[What is expected]
The answer must consist of each line of the records below that contains the string "Biology".

[Records to process]

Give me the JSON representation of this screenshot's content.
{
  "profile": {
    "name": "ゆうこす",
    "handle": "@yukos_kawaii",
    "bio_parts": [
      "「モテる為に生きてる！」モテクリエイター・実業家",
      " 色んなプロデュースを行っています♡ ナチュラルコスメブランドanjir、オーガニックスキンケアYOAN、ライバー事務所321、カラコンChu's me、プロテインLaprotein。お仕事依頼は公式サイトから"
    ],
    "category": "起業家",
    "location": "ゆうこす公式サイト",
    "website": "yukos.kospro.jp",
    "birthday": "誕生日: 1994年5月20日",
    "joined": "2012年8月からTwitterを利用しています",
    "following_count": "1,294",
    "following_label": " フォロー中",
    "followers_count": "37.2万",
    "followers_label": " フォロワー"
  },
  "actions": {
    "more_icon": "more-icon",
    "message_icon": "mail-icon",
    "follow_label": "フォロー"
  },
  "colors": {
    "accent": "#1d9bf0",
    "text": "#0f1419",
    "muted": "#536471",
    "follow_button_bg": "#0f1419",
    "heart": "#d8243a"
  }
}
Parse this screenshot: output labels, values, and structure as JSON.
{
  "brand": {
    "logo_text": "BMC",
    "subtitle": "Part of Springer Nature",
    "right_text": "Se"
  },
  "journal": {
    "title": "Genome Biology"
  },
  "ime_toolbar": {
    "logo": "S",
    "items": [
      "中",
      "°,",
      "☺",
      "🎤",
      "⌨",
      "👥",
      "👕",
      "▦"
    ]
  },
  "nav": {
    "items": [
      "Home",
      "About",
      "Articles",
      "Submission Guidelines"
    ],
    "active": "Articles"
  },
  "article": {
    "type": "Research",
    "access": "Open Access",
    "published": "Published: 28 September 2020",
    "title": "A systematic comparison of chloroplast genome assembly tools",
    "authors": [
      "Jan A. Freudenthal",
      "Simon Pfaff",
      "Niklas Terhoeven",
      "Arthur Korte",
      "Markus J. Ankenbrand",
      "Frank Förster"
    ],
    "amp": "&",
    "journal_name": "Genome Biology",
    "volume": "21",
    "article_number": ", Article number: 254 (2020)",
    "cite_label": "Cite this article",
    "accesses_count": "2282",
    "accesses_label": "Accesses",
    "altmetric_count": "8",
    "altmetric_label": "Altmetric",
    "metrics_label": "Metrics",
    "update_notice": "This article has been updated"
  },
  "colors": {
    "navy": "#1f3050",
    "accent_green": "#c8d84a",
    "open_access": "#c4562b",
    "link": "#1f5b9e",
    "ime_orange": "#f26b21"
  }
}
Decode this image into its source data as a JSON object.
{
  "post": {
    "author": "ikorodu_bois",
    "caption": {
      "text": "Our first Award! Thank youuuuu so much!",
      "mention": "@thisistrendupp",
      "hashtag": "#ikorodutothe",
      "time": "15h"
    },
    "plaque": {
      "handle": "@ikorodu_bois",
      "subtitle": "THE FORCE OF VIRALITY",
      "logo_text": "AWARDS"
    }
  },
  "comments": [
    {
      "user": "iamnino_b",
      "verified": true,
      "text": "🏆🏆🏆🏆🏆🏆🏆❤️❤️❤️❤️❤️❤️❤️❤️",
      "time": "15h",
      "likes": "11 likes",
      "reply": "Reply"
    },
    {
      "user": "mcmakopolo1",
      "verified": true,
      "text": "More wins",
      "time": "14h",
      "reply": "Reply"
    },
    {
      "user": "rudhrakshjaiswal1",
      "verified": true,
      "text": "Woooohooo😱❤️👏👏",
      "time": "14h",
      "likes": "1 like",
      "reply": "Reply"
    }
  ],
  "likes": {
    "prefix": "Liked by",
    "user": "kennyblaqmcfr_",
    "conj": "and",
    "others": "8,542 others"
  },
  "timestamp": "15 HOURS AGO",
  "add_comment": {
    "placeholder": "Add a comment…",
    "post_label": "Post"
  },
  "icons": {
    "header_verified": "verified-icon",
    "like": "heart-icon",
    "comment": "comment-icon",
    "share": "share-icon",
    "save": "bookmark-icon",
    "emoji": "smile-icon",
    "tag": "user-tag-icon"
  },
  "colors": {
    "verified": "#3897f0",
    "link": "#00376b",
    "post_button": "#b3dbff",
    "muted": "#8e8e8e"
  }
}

[/Records to process]

[Output of the task]
    "title": "Genome Biology"
    "journal_name": "Genome Biology",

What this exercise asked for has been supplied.